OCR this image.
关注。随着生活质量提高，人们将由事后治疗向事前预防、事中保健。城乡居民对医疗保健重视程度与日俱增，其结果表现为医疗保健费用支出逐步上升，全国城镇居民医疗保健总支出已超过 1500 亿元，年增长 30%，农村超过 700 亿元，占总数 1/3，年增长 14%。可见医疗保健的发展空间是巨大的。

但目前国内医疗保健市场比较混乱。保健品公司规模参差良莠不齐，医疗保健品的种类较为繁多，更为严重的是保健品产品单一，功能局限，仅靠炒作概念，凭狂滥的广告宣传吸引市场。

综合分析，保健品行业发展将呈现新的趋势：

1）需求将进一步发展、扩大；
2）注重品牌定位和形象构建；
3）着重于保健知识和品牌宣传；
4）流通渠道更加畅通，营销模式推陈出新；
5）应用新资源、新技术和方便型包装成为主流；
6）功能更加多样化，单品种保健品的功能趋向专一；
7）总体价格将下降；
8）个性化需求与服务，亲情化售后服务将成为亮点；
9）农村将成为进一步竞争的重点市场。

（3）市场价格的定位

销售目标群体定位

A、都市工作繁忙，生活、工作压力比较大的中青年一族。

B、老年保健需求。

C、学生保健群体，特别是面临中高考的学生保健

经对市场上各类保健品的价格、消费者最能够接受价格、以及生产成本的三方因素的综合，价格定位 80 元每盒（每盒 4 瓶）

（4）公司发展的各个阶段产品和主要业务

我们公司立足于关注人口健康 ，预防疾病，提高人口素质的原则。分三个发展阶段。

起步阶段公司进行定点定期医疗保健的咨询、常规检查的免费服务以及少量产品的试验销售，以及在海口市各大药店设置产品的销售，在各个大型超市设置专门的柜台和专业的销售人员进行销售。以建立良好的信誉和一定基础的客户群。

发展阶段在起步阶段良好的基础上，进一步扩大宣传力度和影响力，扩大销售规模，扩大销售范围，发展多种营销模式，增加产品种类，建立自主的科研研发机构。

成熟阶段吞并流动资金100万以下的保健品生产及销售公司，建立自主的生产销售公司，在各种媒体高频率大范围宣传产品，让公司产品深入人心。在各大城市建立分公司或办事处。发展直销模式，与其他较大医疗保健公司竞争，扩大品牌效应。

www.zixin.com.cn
= = = =
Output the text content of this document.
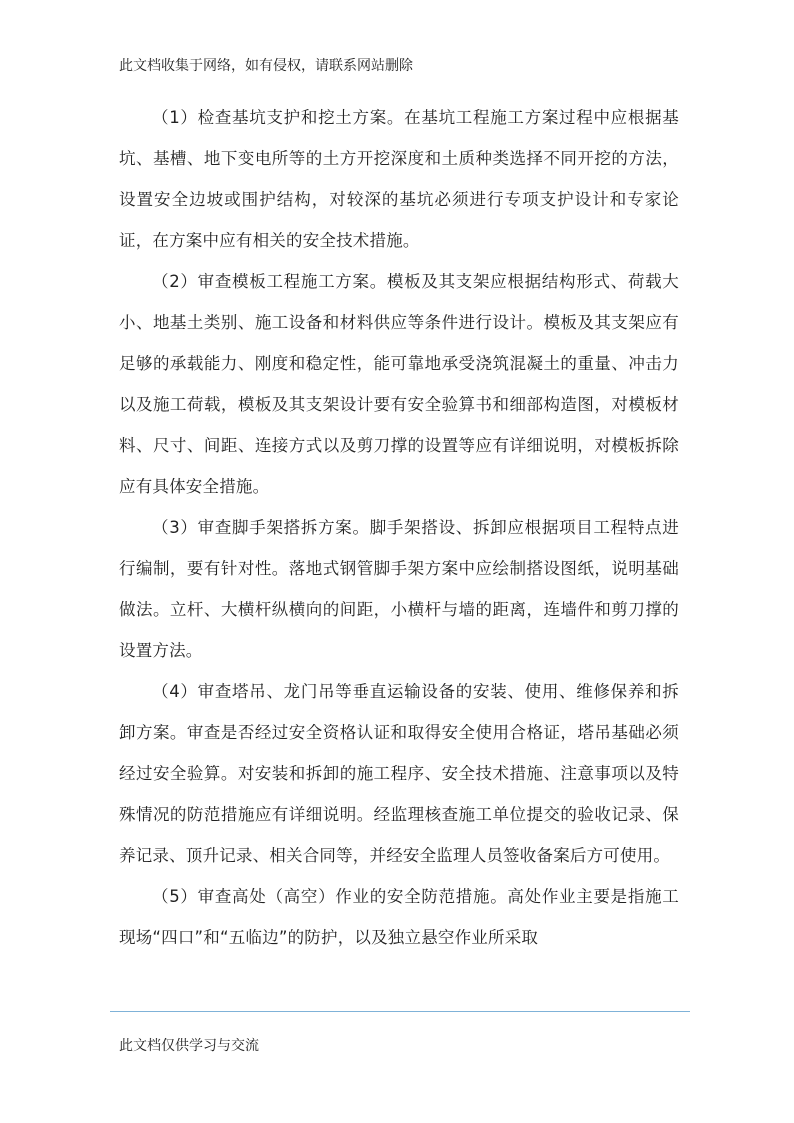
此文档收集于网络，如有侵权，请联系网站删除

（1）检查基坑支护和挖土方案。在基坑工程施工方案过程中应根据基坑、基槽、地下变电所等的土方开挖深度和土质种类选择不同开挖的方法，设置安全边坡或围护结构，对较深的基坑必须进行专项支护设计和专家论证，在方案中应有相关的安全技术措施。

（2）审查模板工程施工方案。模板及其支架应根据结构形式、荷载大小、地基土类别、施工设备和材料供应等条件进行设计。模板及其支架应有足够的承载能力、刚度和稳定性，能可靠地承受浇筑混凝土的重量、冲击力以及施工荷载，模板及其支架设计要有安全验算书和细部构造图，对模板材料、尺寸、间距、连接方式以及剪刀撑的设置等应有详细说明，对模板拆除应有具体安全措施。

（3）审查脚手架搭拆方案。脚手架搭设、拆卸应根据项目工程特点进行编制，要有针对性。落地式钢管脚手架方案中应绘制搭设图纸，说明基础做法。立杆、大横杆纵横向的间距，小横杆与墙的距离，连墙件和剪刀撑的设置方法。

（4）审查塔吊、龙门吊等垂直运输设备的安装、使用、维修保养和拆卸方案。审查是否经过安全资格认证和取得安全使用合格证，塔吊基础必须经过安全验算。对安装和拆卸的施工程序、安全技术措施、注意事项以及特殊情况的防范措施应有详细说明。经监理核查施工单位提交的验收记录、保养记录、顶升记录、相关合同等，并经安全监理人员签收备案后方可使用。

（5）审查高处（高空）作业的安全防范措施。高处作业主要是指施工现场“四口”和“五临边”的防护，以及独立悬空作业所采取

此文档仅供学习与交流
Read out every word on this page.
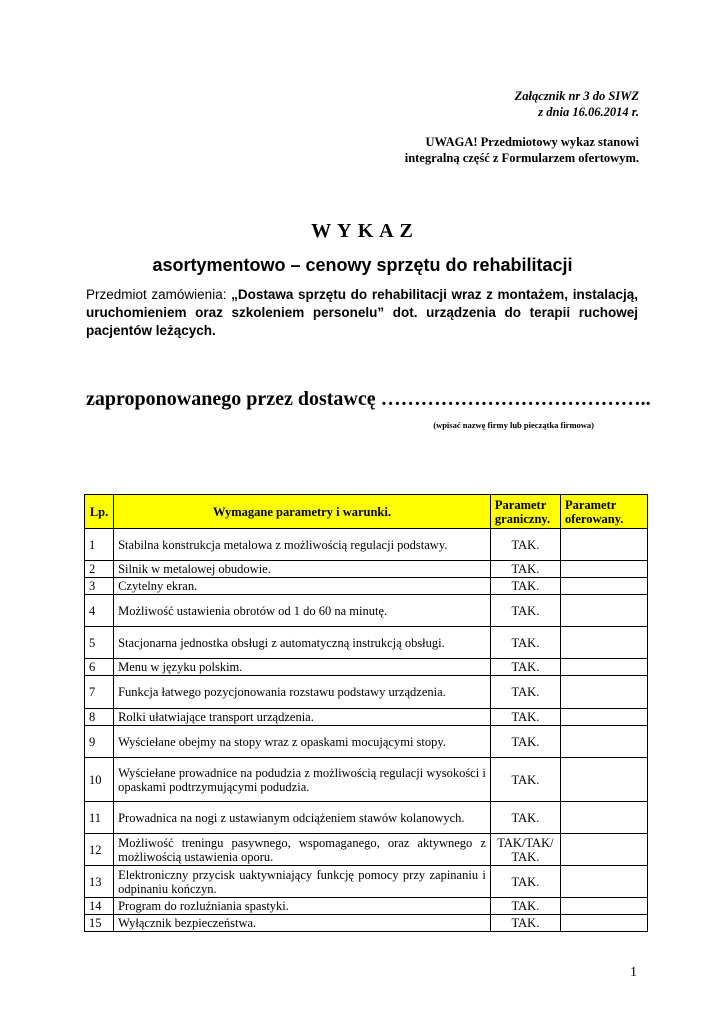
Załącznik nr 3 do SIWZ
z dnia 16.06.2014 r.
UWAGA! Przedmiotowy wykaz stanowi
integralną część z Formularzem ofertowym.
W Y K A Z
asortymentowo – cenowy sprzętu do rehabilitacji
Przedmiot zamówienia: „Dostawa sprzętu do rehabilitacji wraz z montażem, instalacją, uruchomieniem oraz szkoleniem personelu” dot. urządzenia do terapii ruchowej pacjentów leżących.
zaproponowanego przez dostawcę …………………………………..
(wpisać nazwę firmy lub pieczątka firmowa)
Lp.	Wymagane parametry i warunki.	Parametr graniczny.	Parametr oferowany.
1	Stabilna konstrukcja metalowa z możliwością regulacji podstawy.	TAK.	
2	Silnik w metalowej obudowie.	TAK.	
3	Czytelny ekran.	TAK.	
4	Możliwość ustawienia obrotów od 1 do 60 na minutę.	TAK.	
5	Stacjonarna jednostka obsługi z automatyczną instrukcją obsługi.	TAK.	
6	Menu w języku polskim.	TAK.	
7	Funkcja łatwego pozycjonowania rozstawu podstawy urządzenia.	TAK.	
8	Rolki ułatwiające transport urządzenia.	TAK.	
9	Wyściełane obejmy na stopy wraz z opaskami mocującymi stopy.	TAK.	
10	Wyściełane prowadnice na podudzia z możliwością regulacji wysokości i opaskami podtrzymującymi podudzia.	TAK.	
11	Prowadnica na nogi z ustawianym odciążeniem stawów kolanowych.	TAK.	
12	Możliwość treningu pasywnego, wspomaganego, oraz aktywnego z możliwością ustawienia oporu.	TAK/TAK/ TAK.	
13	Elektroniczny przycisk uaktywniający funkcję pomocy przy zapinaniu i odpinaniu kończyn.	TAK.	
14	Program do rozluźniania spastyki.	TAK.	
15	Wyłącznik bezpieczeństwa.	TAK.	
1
= = = =
> **What you should do**
Extract each line holding the word "urządzenia" from the records.

> **Written reply**
Przedmiot zamówienia: „Dostawa sprzętu do rehabilitacji wraz z montażem, instalacją, uruchomieniem oraz szkoleniem personelu” dot. urządzenia do terapii ruchowej pacjentów leżących.
7	Funkcja łatwego pozycjonowania rozstawu podstawy urządzenia.	TAK.	
8	Rolki ułatwiające transport urządzenia.	TAK.	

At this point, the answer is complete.